Witnessing a young child battle against the effects of severe developmental delays and lasting physical limitations caused by medical negligence at birth is among the most difficult things a parent can experience. Mothers and fathers who are faced with this circumstance often wonder how they will ever be able to provide financially for the additional medical care and support service their youngster is certain to need well into the future.

If your family is experiencing this particular misfortune, our medical malpractice lawyers are prepared to help. We are ready to offer a comprehensive review of the facts of your child’s case and provide honest, insightful opinions about the proper course of legal action to pursue.

Utah statute of limitations concerning birth injury lawsuits

Every jurisdiction places a time limit within which legal actions must be initiated, and anyone considering a lawsuit must familiarize themselves with the rules that apply to their situation. In Utah, medical malpractice suits must be started within two years of the alleged injury. This two-year rule was intended to apply even to minors and those under a legally-recognized disability, though such a limit has been held to be violative of the Utah Constitution when applied to plaintiffs who have yet to reach the age of majority.

# Dataset extract
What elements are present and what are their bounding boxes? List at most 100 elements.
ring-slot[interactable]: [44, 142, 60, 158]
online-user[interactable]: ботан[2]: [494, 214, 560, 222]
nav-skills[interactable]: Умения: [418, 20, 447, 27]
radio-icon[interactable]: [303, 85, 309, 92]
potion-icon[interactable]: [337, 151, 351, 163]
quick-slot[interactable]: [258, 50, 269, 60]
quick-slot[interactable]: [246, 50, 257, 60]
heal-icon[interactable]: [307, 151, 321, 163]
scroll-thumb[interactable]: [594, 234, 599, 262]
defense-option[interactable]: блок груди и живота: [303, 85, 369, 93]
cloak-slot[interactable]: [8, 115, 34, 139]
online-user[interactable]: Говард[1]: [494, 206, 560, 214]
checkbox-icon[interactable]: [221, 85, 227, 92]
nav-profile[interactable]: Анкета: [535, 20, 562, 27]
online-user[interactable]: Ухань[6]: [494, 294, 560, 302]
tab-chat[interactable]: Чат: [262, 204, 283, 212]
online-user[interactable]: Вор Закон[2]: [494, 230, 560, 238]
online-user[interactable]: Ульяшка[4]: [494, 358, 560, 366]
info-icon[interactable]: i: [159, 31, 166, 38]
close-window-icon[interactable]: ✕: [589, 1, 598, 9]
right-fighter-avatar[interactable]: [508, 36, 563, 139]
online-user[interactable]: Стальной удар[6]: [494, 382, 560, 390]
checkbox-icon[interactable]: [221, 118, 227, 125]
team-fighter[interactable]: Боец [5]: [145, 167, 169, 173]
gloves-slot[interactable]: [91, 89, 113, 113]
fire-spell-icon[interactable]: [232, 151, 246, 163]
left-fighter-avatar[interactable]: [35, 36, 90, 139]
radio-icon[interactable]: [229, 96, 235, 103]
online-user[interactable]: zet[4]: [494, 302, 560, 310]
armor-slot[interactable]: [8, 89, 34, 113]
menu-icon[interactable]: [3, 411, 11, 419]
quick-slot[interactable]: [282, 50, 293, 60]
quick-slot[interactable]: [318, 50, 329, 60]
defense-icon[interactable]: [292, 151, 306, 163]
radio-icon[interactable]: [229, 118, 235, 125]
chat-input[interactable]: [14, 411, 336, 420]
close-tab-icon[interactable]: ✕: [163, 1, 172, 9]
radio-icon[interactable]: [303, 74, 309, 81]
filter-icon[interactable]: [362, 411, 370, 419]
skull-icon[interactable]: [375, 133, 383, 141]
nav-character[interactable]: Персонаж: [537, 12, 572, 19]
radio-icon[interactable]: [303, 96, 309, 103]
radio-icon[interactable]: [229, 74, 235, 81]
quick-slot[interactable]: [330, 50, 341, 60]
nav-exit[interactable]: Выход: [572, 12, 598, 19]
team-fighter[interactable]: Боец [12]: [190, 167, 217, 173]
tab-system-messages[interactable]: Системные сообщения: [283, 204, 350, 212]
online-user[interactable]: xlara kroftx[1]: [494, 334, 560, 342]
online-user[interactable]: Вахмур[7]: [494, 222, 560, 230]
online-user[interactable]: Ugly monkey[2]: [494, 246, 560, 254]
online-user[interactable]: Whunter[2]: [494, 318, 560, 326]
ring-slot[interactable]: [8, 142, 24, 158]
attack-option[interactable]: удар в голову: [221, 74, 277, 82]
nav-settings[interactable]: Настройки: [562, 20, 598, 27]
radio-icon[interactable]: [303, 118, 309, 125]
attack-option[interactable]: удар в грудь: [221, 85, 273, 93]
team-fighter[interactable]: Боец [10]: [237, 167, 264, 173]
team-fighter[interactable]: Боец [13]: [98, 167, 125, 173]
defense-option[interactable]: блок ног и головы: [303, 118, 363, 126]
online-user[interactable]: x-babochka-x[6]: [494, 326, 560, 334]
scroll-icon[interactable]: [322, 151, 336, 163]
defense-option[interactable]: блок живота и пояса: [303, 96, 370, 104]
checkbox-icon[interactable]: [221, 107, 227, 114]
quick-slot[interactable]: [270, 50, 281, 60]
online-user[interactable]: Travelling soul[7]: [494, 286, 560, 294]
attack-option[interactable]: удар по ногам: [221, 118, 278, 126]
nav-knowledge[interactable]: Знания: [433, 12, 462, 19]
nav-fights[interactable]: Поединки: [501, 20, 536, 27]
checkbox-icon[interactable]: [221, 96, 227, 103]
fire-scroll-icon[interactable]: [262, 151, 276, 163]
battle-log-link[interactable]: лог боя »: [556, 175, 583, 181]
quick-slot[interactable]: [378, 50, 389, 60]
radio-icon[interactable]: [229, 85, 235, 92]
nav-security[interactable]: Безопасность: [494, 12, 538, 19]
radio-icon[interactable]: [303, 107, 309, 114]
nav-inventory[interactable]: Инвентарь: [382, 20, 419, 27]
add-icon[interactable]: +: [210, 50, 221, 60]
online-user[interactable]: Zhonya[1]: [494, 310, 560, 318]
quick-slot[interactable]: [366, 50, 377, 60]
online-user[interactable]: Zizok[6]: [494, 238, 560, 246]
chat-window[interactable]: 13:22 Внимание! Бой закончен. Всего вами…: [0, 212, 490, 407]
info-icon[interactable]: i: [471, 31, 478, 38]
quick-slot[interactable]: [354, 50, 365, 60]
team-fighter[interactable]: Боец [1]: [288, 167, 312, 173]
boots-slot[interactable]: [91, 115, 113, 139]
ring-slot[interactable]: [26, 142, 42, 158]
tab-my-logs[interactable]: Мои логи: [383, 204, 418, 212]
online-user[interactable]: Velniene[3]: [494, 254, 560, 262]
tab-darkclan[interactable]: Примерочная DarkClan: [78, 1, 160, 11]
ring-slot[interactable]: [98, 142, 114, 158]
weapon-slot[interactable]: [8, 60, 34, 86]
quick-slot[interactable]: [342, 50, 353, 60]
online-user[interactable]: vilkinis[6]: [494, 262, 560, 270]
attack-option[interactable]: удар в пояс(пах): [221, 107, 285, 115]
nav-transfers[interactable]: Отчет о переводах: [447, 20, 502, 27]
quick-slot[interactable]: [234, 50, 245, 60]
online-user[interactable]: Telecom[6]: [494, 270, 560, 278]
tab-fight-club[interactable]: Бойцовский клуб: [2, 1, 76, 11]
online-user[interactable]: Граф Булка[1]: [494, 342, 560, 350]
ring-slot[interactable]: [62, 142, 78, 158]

# Aim of the exercise
Resume the text on birth injury lawsuits in Utah, picking up right after its last sentence. The material above is unrelated to the text on Utah birth injury lawsuits.

# Task result
Damage caps and immunities in Utah

Many states also impose limitations on the dollar amount of damages that medical malpractice plaintiffs may be awarded. Dating back to May of 2010, the state of Utah has imposed a non-economic damage cap of $450,000 for medical malpractice cases, and the amount is not adjusted annually for inflation. Non-economic damages are payments for things such as pain, emotional distress, suffering and inconvenience.

No cap applies to economic damages such as medical bills, lost wages and the like. Future adjustments to the non-economic damage cap in Utah will require a statutory amendment by the legislature.

Allegations against governmental agencies and their respective employees fall under the Utah Governmental Immunity Act. The statute applies to counties, cities, the state and its various agencies. The law includes broad immunity that covers all government-owned hospitals, nursing homes and other types of governmental health care providers. The Act also provides immunity from personal liability for employees who are acting within the scope of their employment duties, except in cases of actual malice or fraud.

However, in the majority of cases, the Act is rendered moot by Utah Code Ann. Section 63-30-4, which works to waive immunity for injuries resulting from the negligent act or omission of employees occurring during the normal scope of employment. Governmental agencies are immune from any punitive damages, and health care providers enjoy qualified immunity for services performed without remuneration at certain charitable facilities.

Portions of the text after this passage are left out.